En primavera
o finales de verano embarcábamos en el
Marisol para pasar un día de navegación por la
hermosa ría de Ferrol. Una ría llena de calas y riqueza.
Fueras a donde fueras había vida, erizos,
minchas, berberechos, almejas, mejillones, ostras, camarones, nécoras,
zamburiñas, vieiras, lapas…etc. Un sin fin de riqueza sin apenas moverte del
entorno elegido. Solíamos ir mucho en aquel tiempo a San Felipe y caminar hasta
llegar a una tienda, posada y casa de comidas que era regentada por la familia
Cascallar. Mis padres se llevaban muy bien con ellos y en alguna ocasión ya
habíamos dormido allí. Tenían una terraza con una parra, donde la gente se
relajaba y comía los platos caseros hechos con cariño y esmero, los callos eran
la estrella y la carne asada. También tenían una sala adornada con redes y boyas
marinas,
y en su centro había un hermoso
balandro donde los niños podíamos subir e imaginar aventuras de piratas y
mares lejanos. También podías comprar en la tienda pese a ser domingo. Cascallar
tenía tres hijas no había tenido hijos y eso le disgustaba porque le hubiera
gustado que su hijo heredara sus habilidades marinas. Eran otros tiempos.
Aquel domingo
el tiempo estaba soleado con una suave brisa y como siempre trascurría el día
disfrutando del entorno y la navegación, descubriendo nuevos rincones. Al
llegar la tarde desembarcamos y fuimos a merendar a Cascallar y de repente el tiempo empezó a cambiar y unos nubarrones
negros empezaron a cubrir los cielos desde el nordes. Apuramos la recogida y
partimos hacia el barco no sin antes ser avisados por Cascallar y la
imprudencia de zarpar en aquellas condiciones y con toda la familia, abuela y
bebé incluidos. Mi padre aseguró que nos daba tiempo a llegar a puerto sin
problemas zarpando a la aventura.
El barco
tenía un tambucho en la proa, dos pañoles uno a proa y otro a popa, y entre los dos
pañoles estaba la cabina del motor, con unas barandillas a babor y a estribor.

OBJETIVO> Sigue escribiendo el relato de arriba sobre la salida en el Marisol por la ría de Ferrol, empezando justo después de su última oración.

DATOS>
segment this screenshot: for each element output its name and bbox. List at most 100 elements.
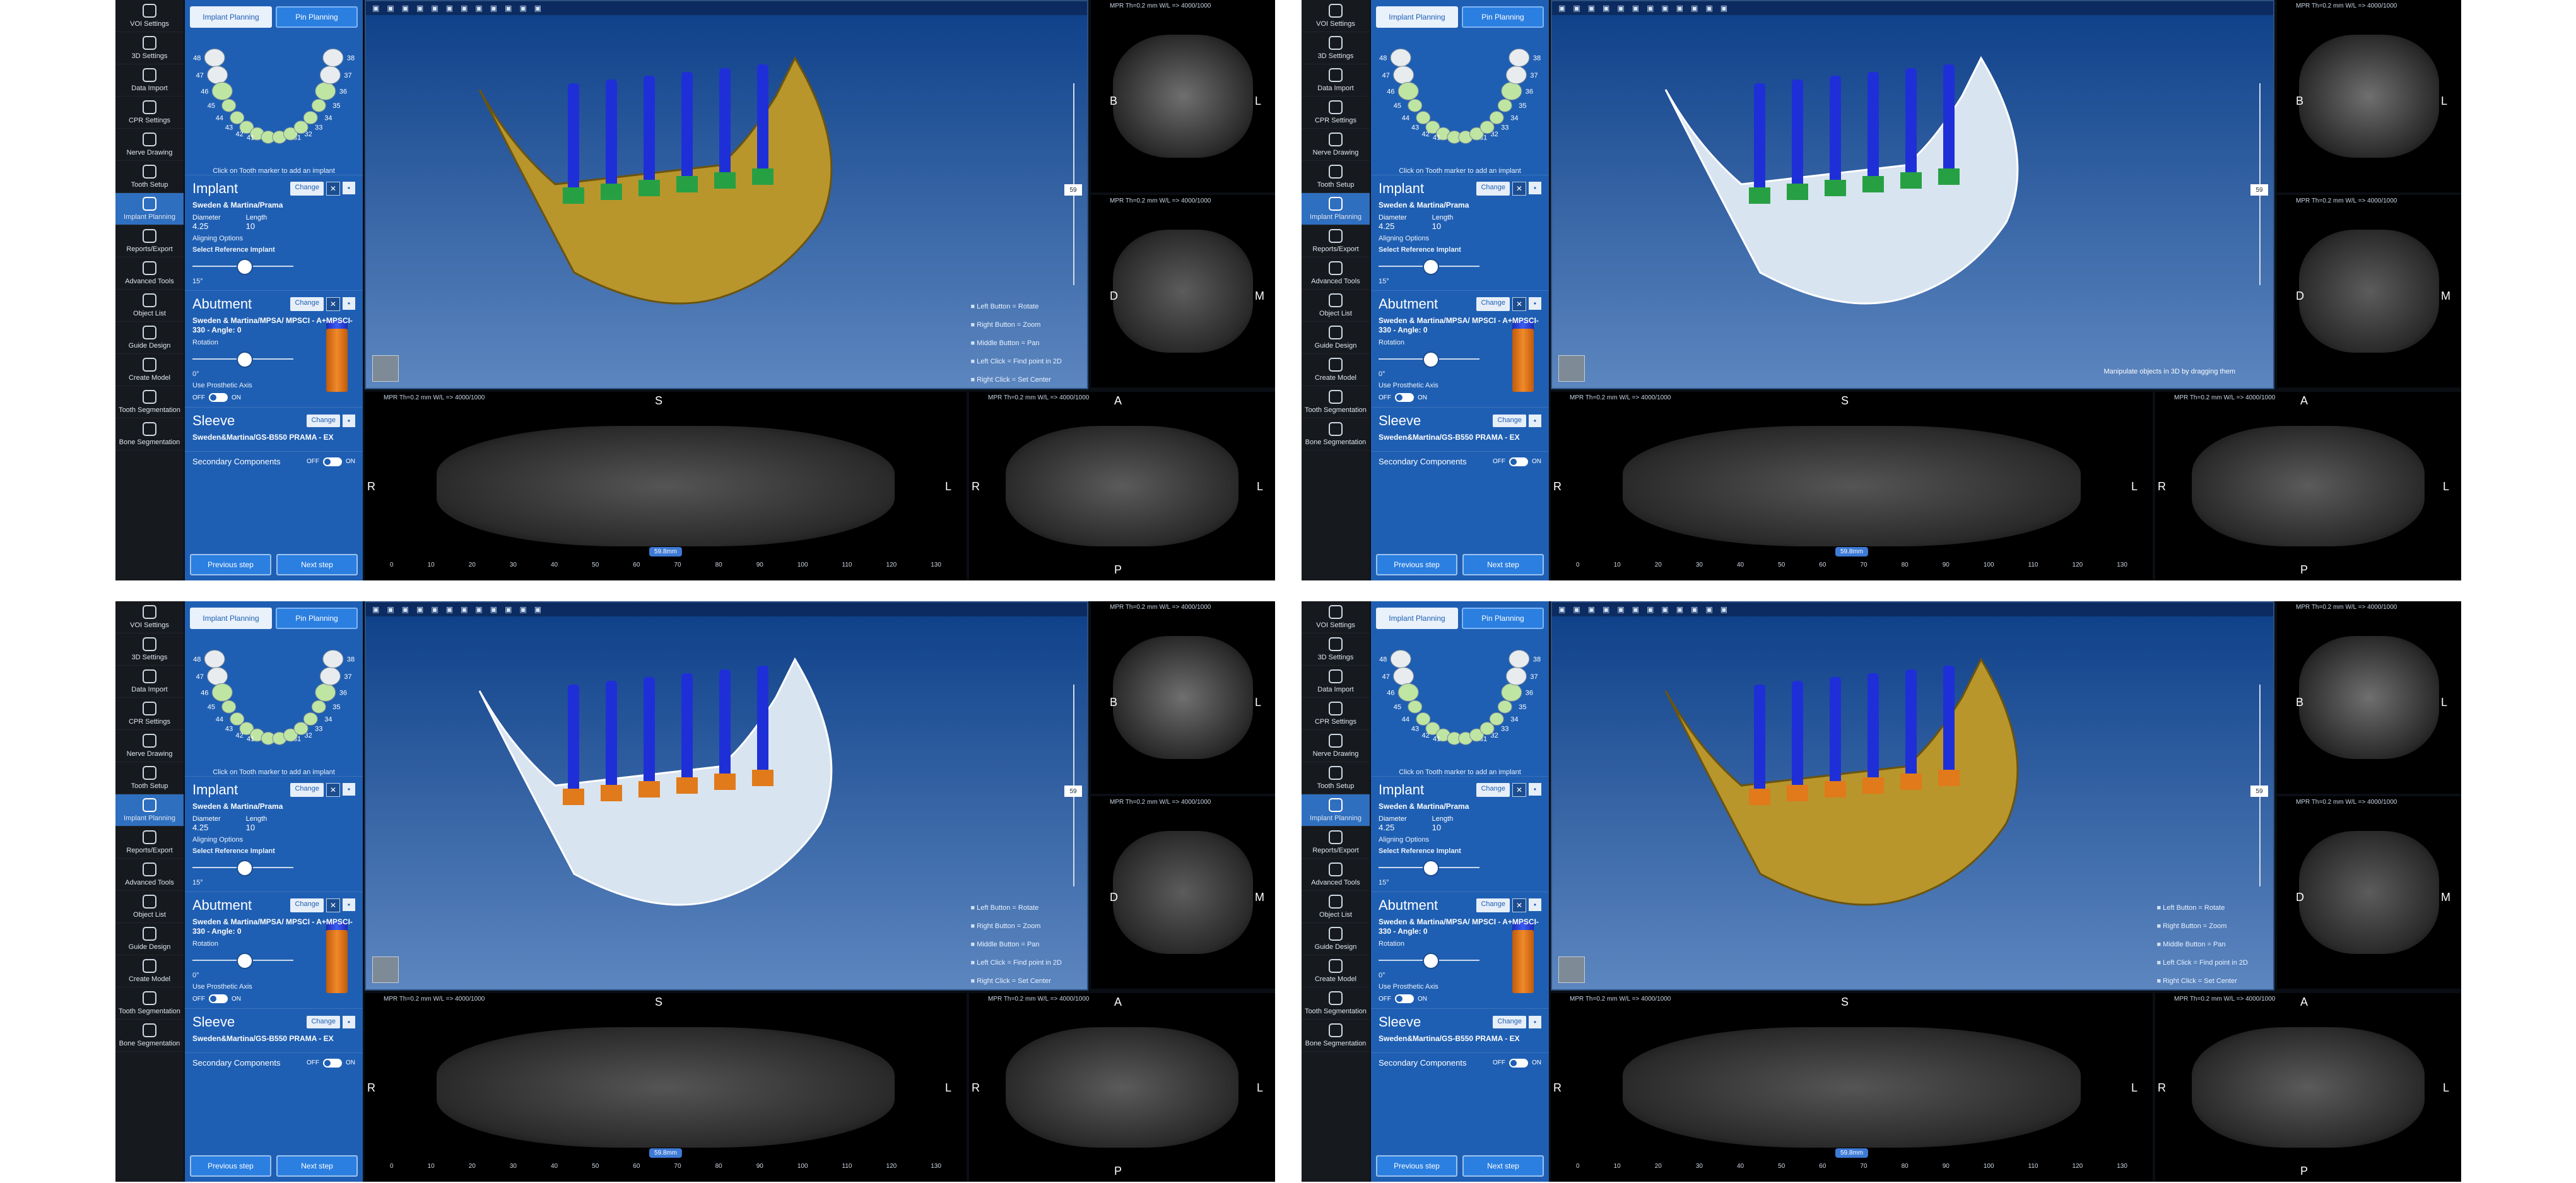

RESPUESTA>
El timón estaba en la popa y era de caña. Zarpamos del muelle de San Felipe y
enfilamos rumbo a Corrulleiras. Navegamos a buen ritmo con un mar relativamente
tranquilo. Habíamos pasado el muelle nuevo, la cetaria y una pequeña cantera y
nos introducimos en la ensenada que hay entre Mugardos y la Graña, una especie
de golfo en medio de la ría. En segundos la embarcación empezó a recibir golpes
de mar por proa y seguidamente de forma repentina por ambas amuras. Nos
encontramos en medio de un infierno. Por momentos todo empezó a cambiar, el
viento en forma de remolino sacudía la embarcación como si estuviéramos en una
olla de agua hirviendo, era una especie de galerna. Mi padre soltó la caña y se
la pasó a mi hermano el mayor, (por aquel entonces tendría 12 años) a mi otro
hermano y a mí nos dijo que nos metiéramos en el tambucho de proa y que nos
cerráramos, así hicimos. El bebé iba en su cochecito introducido en el pañol de
proa, así que mi padre tuvo que permanecer sujetando el coche y dando órdenes
de las maniobras para sortear las olas que de forma imprevista nos azotaban de
babor a estribor y de proa a popa en una locura próxima al naufragio. Al
permanecer a oscuras y sin visibilidad de lo que acontecía, y soportar los
bandazos de las olas contra el casco, escuchar los gritos de mi padre dando las
órdenes de las maniobras, a mi madre suplicar y a mi abuela llorando, a mi en
mi corta edad solo me quedaba rezar o lo que es lo mismo, pedir un milagro.
Tengo que felicitar la firmeza de mi hermano ante la caña y su valor, sorteando
las olas con su infantil fuerza y
maestría a las órdenes de mi padre. Yo de vez en cuando le decía a mi
otro hermano que mirara para ver por dónde íbamos o cuanto faltaba, pero cada vez
que abría el pañol nos caía una ola y nos dejaba empapados de arriba abajo. El
tiempo de la llegada a puerto se nos hacía eterno por no decir imposible. El
resto de los tripulantes estaban empapados menos el bebé.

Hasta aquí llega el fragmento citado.